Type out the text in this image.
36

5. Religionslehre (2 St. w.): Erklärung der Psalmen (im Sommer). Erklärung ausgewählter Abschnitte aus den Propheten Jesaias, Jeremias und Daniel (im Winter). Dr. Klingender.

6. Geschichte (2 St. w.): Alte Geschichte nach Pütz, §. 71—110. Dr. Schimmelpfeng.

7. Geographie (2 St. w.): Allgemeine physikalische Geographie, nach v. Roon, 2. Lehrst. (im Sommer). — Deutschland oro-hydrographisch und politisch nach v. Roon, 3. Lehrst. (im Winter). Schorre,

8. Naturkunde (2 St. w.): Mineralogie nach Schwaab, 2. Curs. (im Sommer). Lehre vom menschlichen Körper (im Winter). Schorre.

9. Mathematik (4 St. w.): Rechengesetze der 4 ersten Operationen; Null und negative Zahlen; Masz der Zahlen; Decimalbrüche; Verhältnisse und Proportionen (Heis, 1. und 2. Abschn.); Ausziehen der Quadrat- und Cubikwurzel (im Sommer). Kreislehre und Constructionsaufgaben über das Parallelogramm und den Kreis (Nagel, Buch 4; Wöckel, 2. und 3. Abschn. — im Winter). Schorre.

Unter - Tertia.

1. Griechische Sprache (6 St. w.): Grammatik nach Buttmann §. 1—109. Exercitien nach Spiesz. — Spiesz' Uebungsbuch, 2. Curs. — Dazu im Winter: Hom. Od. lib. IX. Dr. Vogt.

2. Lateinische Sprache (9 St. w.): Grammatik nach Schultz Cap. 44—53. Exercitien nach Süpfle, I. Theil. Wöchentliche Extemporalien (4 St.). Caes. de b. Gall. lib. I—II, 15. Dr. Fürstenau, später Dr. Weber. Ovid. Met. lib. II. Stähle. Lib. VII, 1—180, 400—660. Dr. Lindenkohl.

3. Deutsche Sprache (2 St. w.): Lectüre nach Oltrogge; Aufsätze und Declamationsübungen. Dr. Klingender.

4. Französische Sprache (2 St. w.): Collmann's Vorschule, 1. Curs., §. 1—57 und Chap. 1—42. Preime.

..............................

**What you need to do**
Find the string "Klingender" in the records, then copy each line where it occurs.

**Answer for this exercise**
5. Religionslehre (2 St. w.): Erklärung der Psalmen (im Sommer). Erklärung ausgewählter Abschnitte aus den Propheten Jesaias, Jeremias und Daniel (im Winter). Dr. Klingender.
3. Deutsche Sprache (2 St. w.): Lectüre nach Oltrogge; Aufsätze und Declamationsübungen. Dr. Klingender.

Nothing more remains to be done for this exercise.